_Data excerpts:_
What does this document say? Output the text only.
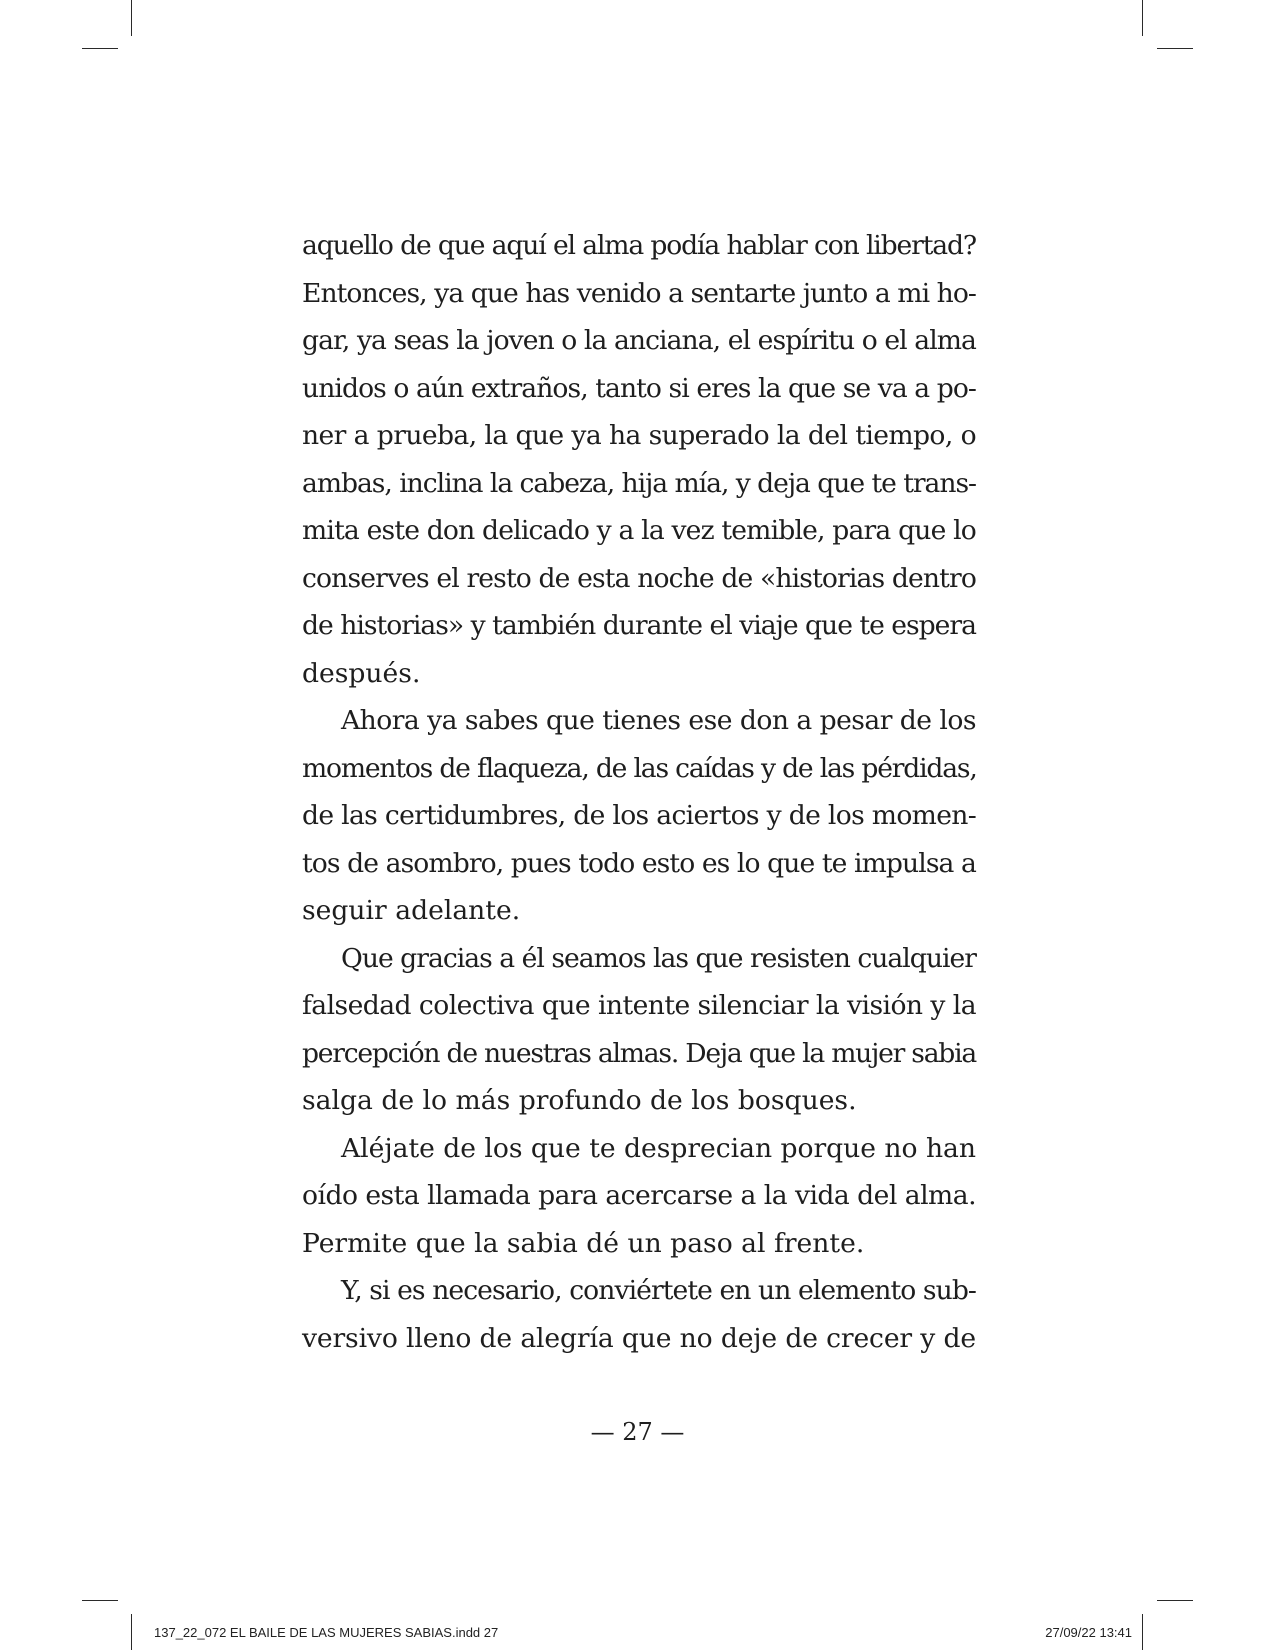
aquello de que aquí el alma podía hablar con libertad?
Entonces, ya que has venido a sentarte junto a mi ho-
gar, ya seas la joven o la anciana, el espíritu o el alma
unidos o aún extraños, tanto si eres la que se va a po-
ner a prueba, la que ya ha superado la del tiempo, o
ambas, inclina la cabeza, hija mía, y deja que te trans-
mita este don delicado y a la vez temible, para que lo
conserves el resto de esta noche de «historias dentro
de historias» y también durante el viaje que te espera
después.
Ahora ya sabes que tienes ese don a pesar de los
momentos de flaqueza, de las caídas y de las pérdidas,
de las certidumbres, de los aciertos y de los momen-
tos de asombro, pues todo esto es lo que te impulsa a
seguir adelante.
Que gracias a él seamos las que resisten cualquier
falsedad colectiva que intente silenciar la visión y la
percepción de nuestras almas. Deja que la mujer sabia
salga de lo más profundo de los bosques.
Aléjate de los que te desprecian porque no han
oído esta llamada para acercarse a la vida del alma.
Permite que la sabia dé un paso al frente.
Y, si es necesario, conviértete en un elemento sub-
versivo lleno de alegría que no deje de crecer y de
— 27 —
137_22_072 EL BAILE DE LAS MUJERES SABIAS.indd 27	27/09/22 13:41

_Work required:_ Using the entries above, return each line in which the word "historias" occurs.

_Solved problem:_
conserves el resto de esta noche de «historias dentro
de historias» y también durante el viaje que te espera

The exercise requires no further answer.